▶ **Aim of the exercise**
Can you transcribe the data exactly? Leave the pictures out.

▶ **Stored data**
════════════════

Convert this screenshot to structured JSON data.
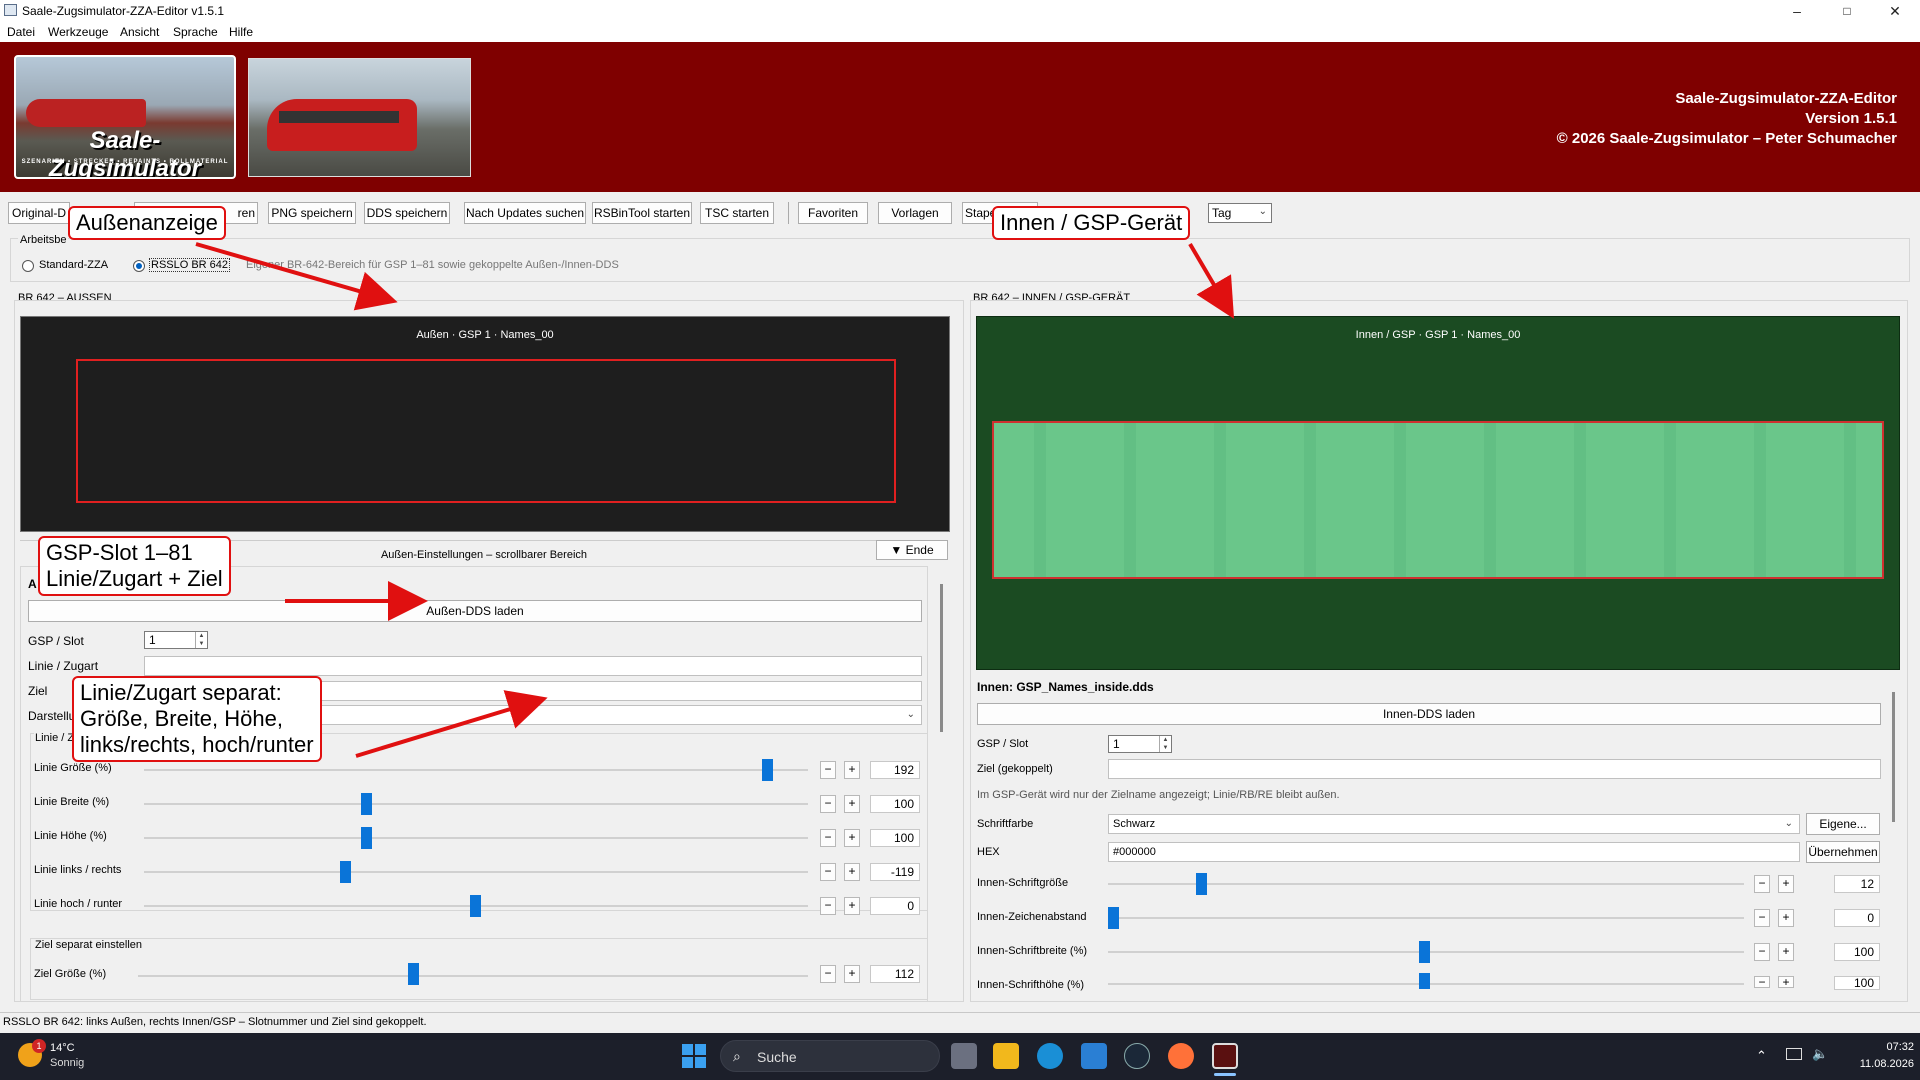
{
  "window": {
    "title": "Saale-Zugsimulator-ZZA-Editor v1.5.1",
    "controls": {
      "minimize": "–",
      "maximize": "□",
      "close": "✕"
    }
  },
  "menu": [
    "Datei",
    "Werkzeuge",
    "Ansicht",
    "Sprache",
    "Hilfe"
  ],
  "header": {
    "logo_title": "Saale-Zugsimulator",
    "logo_subtitle": "SZENARIEN • STRECKEN • REPAINTS • ROLLMATERIAL",
    "line1": "Saale-Zugsimulator-ZZA-Editor",
    "line2": "Version 1.5.1",
    "line3": "© 2026 Saale-Zugsimulator – Peter Schumacher"
  },
  "toolbar": {
    "buttons": [
      "Original-D",
      "ren",
      "PNG speichern",
      "DDS speichern",
      "Nach Updates suchen",
      "RSBinTool starten",
      "TSC starten",
      "Favoriten",
      "Vorlagen",
      "Stape"
    ],
    "mode_select": "Tag"
  },
  "arbeitsbereich": {
    "label": "Arbeitsbe",
    "option1": "Standard-ZZA",
    "option2": "RSSLO BR 642",
    "description": "Eigener BR-642-Bereich für GSP 1–81 sowie gekoppelte Außen-/Innen-DDS"
  },
  "left": {
    "section_title": "BR 642 – AUSSEN",
    "preview_caption": "Außen · GSP 1 · Names_00",
    "settings_title": "Außen-Einstellungen – scrollbarer Bereich",
    "end_button": "▼ Ende",
    "group_letter": "A",
    "load_button": "Außen-DDS laden",
    "slot_label": "GSP / Slot",
    "slot_value": "1",
    "linie_label": "Linie / Zugart",
    "ziel_label": "Ziel",
    "darstellung_label": "Darstellu",
    "group_label": "Linie / Z",
    "sliders": [
      {
        "label": "Linie Größe (%)",
        "value": "192"
      },
      {
        "label": "Linie Breite (%)",
        "value": "100"
      },
      {
        "label": "Linie Höhe (%)",
        "value": "100"
      },
      {
        "label": "Linie links / rechts",
        "value": "-119"
      },
      {
        "label": "Linie hoch / runter",
        "value": "0"
      }
    ],
    "ziel_group_label": "Ziel separat einstellen",
    "ziel_slider": {
      "label": "Ziel Größe (%)",
      "value": "112"
    }
  },
  "right": {
    "section_title": "BR 642 – INNEN / GSP-GERÄT",
    "preview_caption": "Innen / GSP · GSP 1 · Names_00",
    "file_label": "Innen: GSP_Names_inside.dds",
    "load_button": "Innen-DDS laden",
    "slot_label": "GSP / Slot",
    "slot_value": "1",
    "ziel_label": "Ziel (gekoppelt)",
    "hint": "Im GSP-Gerät wird nur der Zielname angezeigt; Linie/RB/RE bleibt außen.",
    "color_label": "Schriftfarbe",
    "color_value": "Schwarz",
    "own_button": "Eigene...",
    "hex_label": "HEX",
    "hex_value": "#000000",
    "apply_button": "Übernehmen",
    "sliders": [
      {
        "label": "Innen-Schriftgröße",
        "value": "12"
      },
      {
        "label": "Innen-Zeichenabstand",
        "value": "0"
      },
      {
        "label": "Innen-Schriftbreite (%)",
        "value": "100"
      },
      {
        "label": "Innen-Schrifthöhe (%)",
        "value": "100"
      }
    ]
  },
  "status": "RSSLO BR 642: links Außen, rechts Innen/GSP – Slotnummer und Ziel sind gekoppelt.",
  "annotations": {
    "a1": "Außenanzeige",
    "a2": "Innen / GSP-Gerät",
    "a3_l1": "GSP-Slot 1–81",
    "a3_l2": "Linie/Zugart + Ziel",
    "a4_l1": "Linie/Zugart separat:",
    "a4_l2": "Größe, Breite, Höhe,",
    "a4_l3": "links/rechts, hoch/runter"
  },
  "taskbar": {
    "weather_temp": "14°C",
    "weather_desc": "Sonnig",
    "weather_badge": "1",
    "search": "Suche",
    "time": "07:32",
    "date": "11.08.2026"
  },
  "colors": {
    "header_bg": "#7f0000",
    "accent": "#0a74d8",
    "annotation": "#e01010",
    "inside_preview_bg": "#1b4b22"
  }
}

════════════════

▶ **Written solution**
Convert this screenshot to structured JSON data.
{
  "window": {
    "title": "Saale-Zugsimulator-ZZA-Editor v1.5.1",
    "controls": {
      "minimize": "–",
      "maximize": "□",
      "close": "✕"
    }
  },
  "menu": [
    "Datei",
    "Werkzeuge",
    "Ansicht",
    "Sprache",
    "Hilfe"
  ],
  "header": {
    "logo_title": "Saale-Zugsimulator",
    "logo_subtitle": "SZENARIEN • STRECKEN • REPAINTS • ROLLMATERIAL",
    "line1": "Saale-Zugsimulator-ZZA-Editor",
    "line2": "Version 1.5.1",
    "line3": "© 2026 Saale-Zugsimulator – Peter Schumacher"
  },
  "toolbar": {
    "buttons": [
      "Original-D",
      "ren",
      "PNG speichern",
      "DDS speichern",
      "Nach Updates suchen",
      "RSBinTool starten",
      "TSC starten",
      "Favoriten",
      "Vorlagen",
      "Stape"
    ],
    "mode_select": "Tag"
  },
  "arbeitsbereich": {
    "label": "Arbeitsbe",
    "option1": "Standard-ZZA",
    "option2": "RSSLO BR 642",
    "description": "Eigener BR-642-Bereich für GSP 1–81 sowie gekoppelte Außen-/Innen-DDS"
  },
  "left": {
    "section_title": "BR 642 – AUSSEN",
    "preview_caption": "Außen · GSP 1 · Names_00",
    "settings_title": "Außen-Einstellungen – scrollbarer Bereich",
    "end_button": "▼ Ende",
    "group_letter": "A",
    "load_button": "Außen-DDS laden",
    "slot_label": "GSP / Slot",
    "slot_value": "1",
    "linie_label": "Linie / Zugart",
    "ziel_label": "Ziel",
    "darstellung_label": "Darstellu",
    "group_label": "Linie / Z",
    "sliders": [
      {
        "label": "Linie Größe (%)",
        "value": "192"
      },
      {
        "label": "Linie Breite (%)",
        "value": "100"
      },
      {
        "label": "Linie Höhe (%)",
        "value": "100"
      },
      {
        "label": "Linie links / rechts",
        "value": "-119"
      },
      {
        "label": "Linie hoch / runter",
        "value": "0"
      }
    ],
    "ziel_group_label": "Ziel separat einstellen",
    "ziel_slider": {
      "label": "Ziel Größe (%)",
      "value": "112"
    }
  },
  "right": {
    "section_title": "BR 642 – INNEN / GSP-GERÄT",
    "preview_caption": "Innen / GSP · GSP 1 · Names_00",
    "file_label": "Innen: GSP_Names_inside.dds",
    "load_button": "Innen-DDS laden",
    "slot_label": "GSP / Slot",
    "slot_value": "1",
    "ziel_label": "Ziel (gekoppelt)",
    "hint": "Im GSP-Gerät wird nur der Zielname angezeigt; Linie/RB/RE bleibt außen.",
    "color_label": "Schriftfarbe",
    "color_value": "Schwarz",
    "own_button": "Eigene...",
    "hex_label": "HEX",
    "hex_value": "#000000",
    "apply_button": "Übernehmen",
    "sliders": [
      {
        "label": "Innen-Schriftgröße",
        "value": "12"
      },
      {
        "label": "Innen-Zeichenabstand",
        "value": "0"
      },
      {
        "label": "Innen-Schriftbreite (%)",
        "value": "100"
      },
      {
        "label": "Innen-Schrifthöhe (%)",
        "value": "100"
      }
    ]
  },
  "status": "RSSLO BR 642: links Außen, rechts Innen/GSP – Slotnummer und Ziel sind gekoppelt.",
  "annotations": {
    "a1": "Außenanzeige",
    "a2": "Innen / GSP-Gerät",
    "a3_l1": "GSP-Slot 1–81",
    "a3_l2": "Linie/Zugart + Ziel",
    "a4_l1": "Linie/Zugart separat:",
    "a4_l2": "Größe, Breite, Höhe,",
    "a4_l3": "links/rechts, hoch/runter"
  },
  "taskbar": {
    "weather_temp": "14°C",
    "weather_desc": "Sonnig",
    "weather_badge": "1",
    "search": "Suche",
    "time": "07:32",
    "date": "11.08.2026"
  },
  "colors": {
    "header_bg": "#7f0000",
    "accent": "#0a74d8",
    "annotation": "#e01010",
    "inside_preview_bg": "#1b4b22"
  }
}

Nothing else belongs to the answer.